Please transcribe the records precisely; pictures stay out of your copy.

(Stored entries)
+++++

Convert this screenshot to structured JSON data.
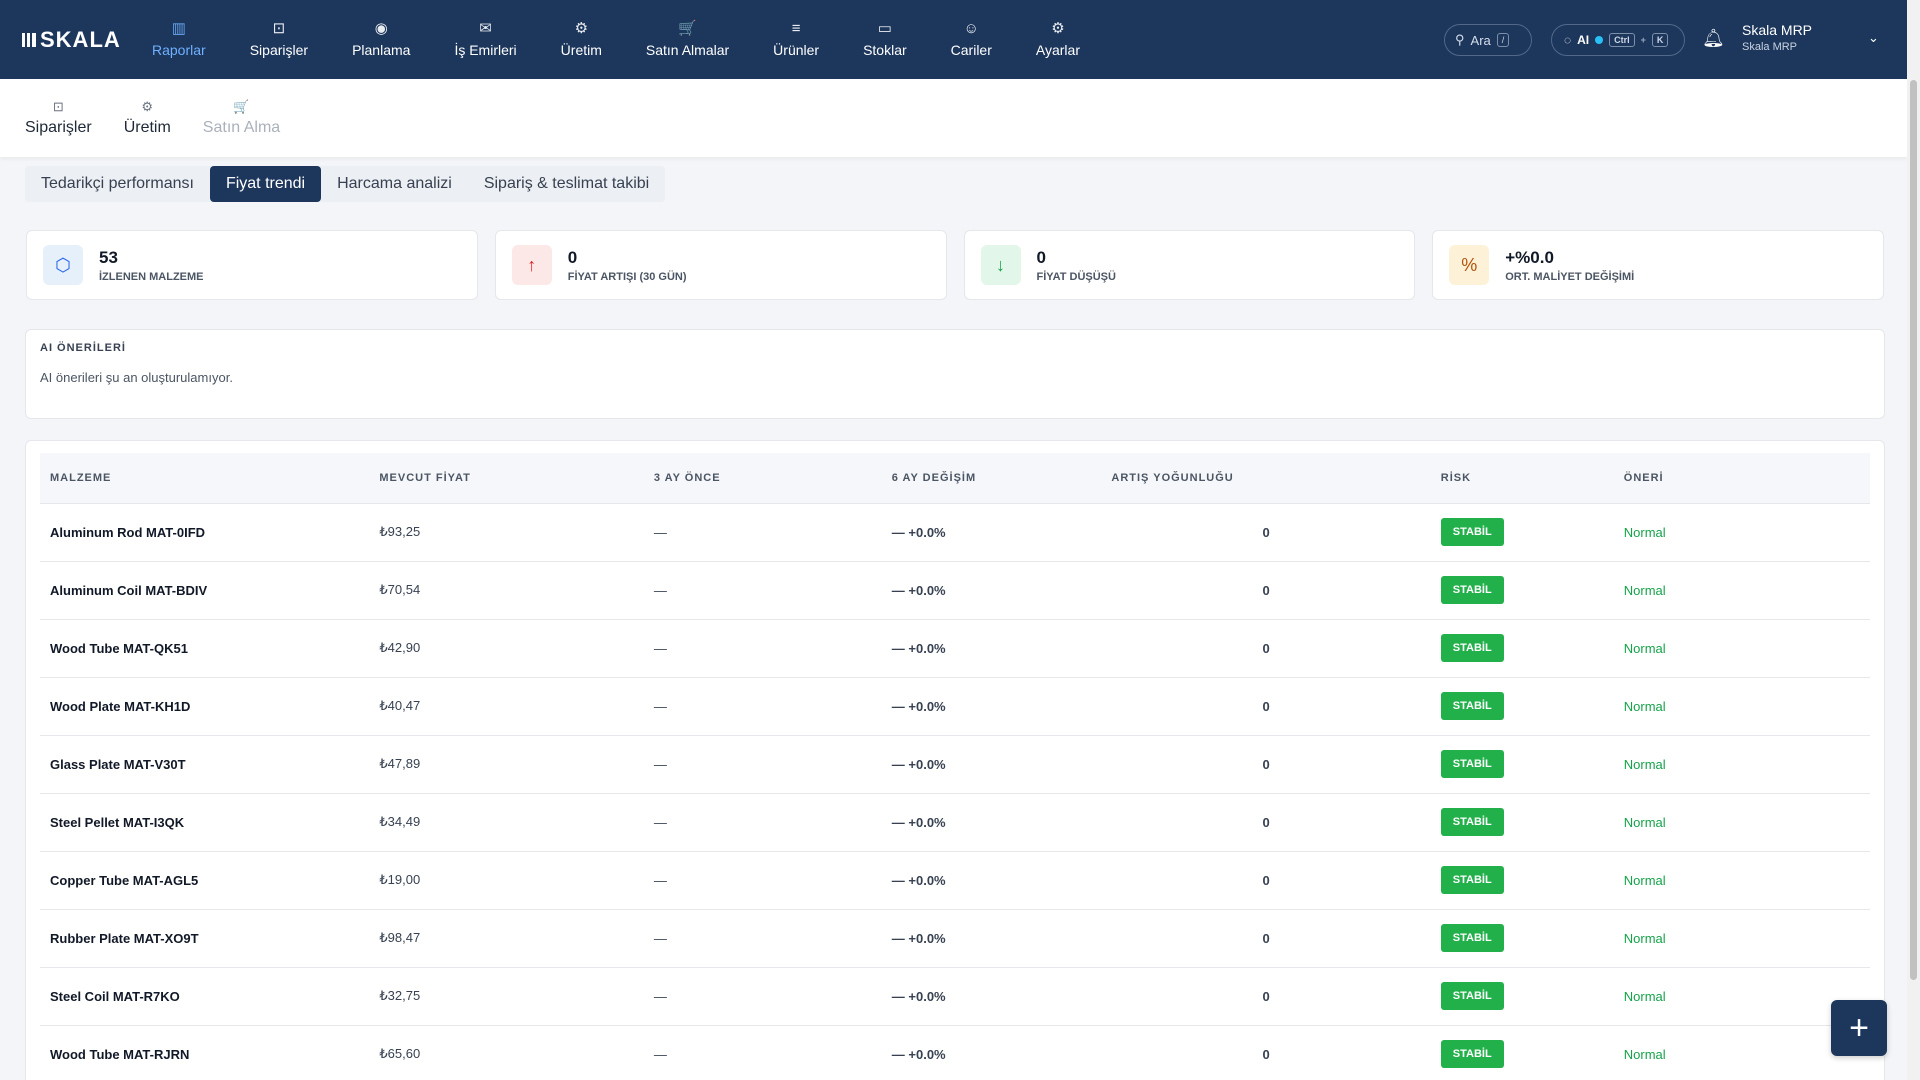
{
  "brand": "SKALA",
  "nav": [
    {
      "icon": "▥",
      "label": "Raporlar",
      "name": "nav-raporlar",
      "active": true
    },
    {
      "icon": "⊡",
      "label": "Siparişler",
      "name": "nav-siparisler"
    },
    {
      "icon": "◉",
      "label": "Planlama",
      "name": "nav-planlama"
    },
    {
      "icon": "✉",
      "label": "İş Emirleri",
      "name": "nav-is-emirleri"
    },
    {
      "icon": "⚙",
      "label": "Üretim",
      "name": "nav-uretim"
    },
    {
      "icon": "🛒",
      "label": "Satın Almalar",
      "name": "nav-satin-almalar"
    },
    {
      "icon": "≡",
      "label": "Ürünler",
      "name": "nav-urunler"
    },
    {
      "icon": "▭",
      "label": "Stoklar",
      "name": "nav-stoklar"
    },
    {
      "icon": "☺",
      "label": "Cariler",
      "name": "nav-cariler"
    },
    {
      "icon": "⚙",
      "label": "Ayarlar",
      "name": "nav-ayarlar"
    }
  ],
  "search": {
    "label": "Ara",
    "shortcut": "/"
  },
  "ai": {
    "label": "AI",
    "kbd1": "Ctrl",
    "plus": "+",
    "kbd2": "K"
  },
  "user": {
    "name": "Skala MRP",
    "org": "Skala MRP"
  },
  "subnav": [
    {
      "icon": "⊡",
      "label": "Siparişler",
      "name": "subnav-siparisler"
    },
    {
      "icon": "⚙",
      "label": "Üretim",
      "name": "subnav-uretim"
    },
    {
      "icon": "🛒",
      "label": "Satın Alma",
      "name": "subnav-satin-alma",
      "disabled": true
    }
  ],
  "tabs": [
    {
      "label": "Tedarikçi performansı",
      "name": "tab-tedarikci-performansi"
    },
    {
      "label": "Fiyat trendi",
      "name": "tab-fiyat-trendi",
      "active": true
    },
    {
      "label": "Harcama analizi",
      "name": "tab-harcama-analizi"
    },
    {
      "label": "Sipariş & teslimat takibi",
      "name": "tab-siparis-teslimat-takibi"
    }
  ],
  "kpis": [
    {
      "icon": "⬡",
      "value": "53",
      "label": "İZLENEN MALZEME",
      "bg": "#e6f0fb",
      "fg": "#2563eb",
      "name": "kpi-izlenen-malzeme"
    },
    {
      "icon": "↑",
      "value": "0",
      "label": "FİYAT ARTIŞI (30 GÜN)",
      "bg": "#fde8e8",
      "fg": "#dc2626",
      "name": "kpi-fiyat-artisi"
    },
    {
      "icon": "↓",
      "value": "0",
      "label": "FİYAT DÜŞÜŞÜ",
      "bg": "#e3f6ea",
      "fg": "#16a34a",
      "name": "kpi-fiyat-dususu"
    },
    {
      "icon": "%",
      "value": "+%0.0",
      "label": "ORT. MALİYET DEĞİŞİMİ",
      "bg": "#fdf1d8",
      "fg": "#b45309",
      "name": "kpi-ort-maliyet-degisimi"
    }
  ],
  "ai_panel": {
    "heading": "AI ÖNERİLERİ",
    "text": "AI önerileri şu an oluşturulamıyor."
  },
  "table": {
    "headers": [
      "MALZEME",
      "MEVCUT FİYAT",
      "3 AY ÖNCE",
      "6 AY DEĞİŞİM",
      "ARTIŞ YOĞUNLUĞU",
      "RİSK",
      "ÖNERİ"
    ],
    "rows": [
      [
        "Aluminum Rod MAT-0IFD",
        "₺93,25",
        "—",
        "— +0.0%",
        "0",
        "STABİL",
        "Normal"
      ],
      [
        "Aluminum Coil MAT-BDIV",
        "₺70,54",
        "—",
        "— +0.0%",
        "0",
        "STABİL",
        "Normal"
      ],
      [
        "Wood Tube MAT-QK51",
        "₺42,90",
        "—",
        "— +0.0%",
        "0",
        "STABİL",
        "Normal"
      ],
      [
        "Wood Plate MAT-KH1D",
        "₺40,47",
        "—",
        "— +0.0%",
        "0",
        "STABİL",
        "Normal"
      ],
      [
        "Glass Plate MAT-V30T",
        "₺47,89",
        "—",
        "— +0.0%",
        "0",
        "STABİL",
        "Normal"
      ],
      [
        "Steel Pellet MAT-I3QK",
        "₺34,49",
        "—",
        "— +0.0%",
        "0",
        "STABİL",
        "Normal"
      ],
      [
        "Copper Tube MAT-AGL5",
        "₺19,00",
        "—",
        "— +0.0%",
        "0",
        "STABİL",
        "Normal"
      ],
      [
        "Rubber Plate MAT-XO9T",
        "₺98,47",
        "—",
        "— +0.0%",
        "0",
        "STABİL",
        "Normal"
      ],
      [
        "Steel Coil MAT-R7KO",
        "₺32,75",
        "—",
        "— +0.0%",
        "0",
        "STABİL",
        "Normal"
      ],
      [
        "Wood Tube MAT-RJRN",
        "₺65,60",
        "—",
        "— +0.0%",
        "0",
        "STABİL",
        "Normal"
      ]
    ]
  },
  "fab": "+"
}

+++++

Expected output
Convert this screenshot to structured JSON data.
{
  "brand": "SKALA",
  "nav": [
    {
      "icon": "▥",
      "label": "Raporlar",
      "name": "nav-raporlar",
      "active": true
    },
    {
      "icon": "⊡",
      "label": "Siparişler",
      "name": "nav-siparisler"
    },
    {
      "icon": "◉",
      "label": "Planlama",
      "name": "nav-planlama"
    },
    {
      "icon": "✉",
      "label": "İş Emirleri",
      "name": "nav-is-emirleri"
    },
    {
      "icon": "⚙",
      "label": "Üretim",
      "name": "nav-uretim"
    },
    {
      "icon": "🛒",
      "label": "Satın Almalar",
      "name": "nav-satin-almalar"
    },
    {
      "icon": "≡",
      "label": "Ürünler",
      "name": "nav-urunler"
    },
    {
      "icon": "▭",
      "label": "Stoklar",
      "name": "nav-stoklar"
    },
    {
      "icon": "☺",
      "label": "Cariler",
      "name": "nav-cariler"
    },
    {
      "icon": "⚙",
      "label": "Ayarlar",
      "name": "nav-ayarlar"
    }
  ],
  "search": {
    "label": "Ara",
    "shortcut": "/"
  },
  "ai": {
    "label": "AI",
    "kbd1": "Ctrl",
    "plus": "+",
    "kbd2": "K"
  },
  "user": {
    "name": "Skala MRP",
    "org": "Skala MRP"
  },
  "subnav": [
    {
      "icon": "⊡",
      "label": "Siparişler",
      "name": "subnav-siparisler"
    },
    {
      "icon": "⚙",
      "label": "Üretim",
      "name": "subnav-uretim"
    },
    {
      "icon": "🛒",
      "label": "Satın Alma",
      "name": "subnav-satin-alma",
      "disabled": true
    }
  ],
  "tabs": [
    {
      "label": "Tedarikçi performansı",
      "name": "tab-tedarikci-performansi"
    },
    {
      "label": "Fiyat trendi",
      "name": "tab-fiyat-trendi",
      "active": true
    },
    {
      "label": "Harcama analizi",
      "name": "tab-harcama-analizi"
    },
    {
      "label": "Sipariş & teslimat takibi",
      "name": "tab-siparis-teslimat-takibi"
    }
  ],
  "kpis": [
    {
      "icon": "⬡",
      "value": "53",
      "label": "İZLENEN MALZEME",
      "bg": "#e6f0fb",
      "fg": "#2563eb",
      "name": "kpi-izlenen-malzeme"
    },
    {
      "icon": "↑",
      "value": "0",
      "label": "FİYAT ARTIŞI (30 GÜN)",
      "bg": "#fde8e8",
      "fg": "#dc2626",
      "name": "kpi-fiyat-artisi"
    },
    {
      "icon": "↓",
      "value": "0",
      "label": "FİYAT DÜŞÜŞÜ",
      "bg": "#e3f6ea",
      "fg": "#16a34a",
      "name": "kpi-fiyat-dususu"
    },
    {
      "icon": "%",
      "value": "+%0.0",
      "label": "ORT. MALİYET DEĞİŞİMİ",
      "bg": "#fdf1d8",
      "fg": "#b45309",
      "name": "kpi-ort-maliyet-degisimi"
    }
  ],
  "ai_panel": {
    "heading": "AI ÖNERİLERİ",
    "text": "AI önerileri şu an oluşturulamıyor."
  },
  "table": {
    "headers": [
      "MALZEME",
      "MEVCUT FİYAT",
      "3 AY ÖNCE",
      "6 AY DEĞİŞİM",
      "ARTIŞ YOĞUNLUĞU",
      "RİSK",
      "ÖNERİ"
    ],
    "rows": [
      [
        "Aluminum Rod MAT-0IFD",
        "₺93,25",
        "—",
        "— +0.0%",
        "0",
        "STABİL",
        "Normal"
      ],
      [
        "Aluminum Coil MAT-BDIV",
        "₺70,54",
        "—",
        "— +0.0%",
        "0",
        "STABİL",
        "Normal"
      ],
      [
        "Wood Tube MAT-QK51",
        "₺42,90",
        "—",
        "— +0.0%",
        "0",
        "STABİL",
        "Normal"
      ],
      [
        "Wood Plate MAT-KH1D",
        "₺40,47",
        "—",
        "— +0.0%",
        "0",
        "STABİL",
        "Normal"
      ],
      [
        "Glass Plate MAT-V30T",
        "₺47,89",
        "—",
        "— +0.0%",
        "0",
        "STABİL",
        "Normal"
      ],
      [
        "Steel Pellet MAT-I3QK",
        "₺34,49",
        "—",
        "— +0.0%",
        "0",
        "STABİL",
        "Normal"
      ],
      [
        "Copper Tube MAT-AGL5",
        "₺19,00",
        "—",
        "— +0.0%",
        "0",
        "STABİL",
        "Normal"
      ],
      [
        "Rubber Plate MAT-XO9T",
        "₺98,47",
        "—",
        "— +0.0%",
        "0",
        "STABİL",
        "Normal"
      ],
      [
        "Steel Coil MAT-R7KO",
        "₺32,75",
        "—",
        "— +0.0%",
        "0",
        "STABİL",
        "Normal"
      ],
      [
        "Wood Tube MAT-RJRN",
        "₺65,60",
        "—",
        "— +0.0%",
        "0",
        "STABİL",
        "Normal"
      ]
    ]
  },
  "fab": "+"
}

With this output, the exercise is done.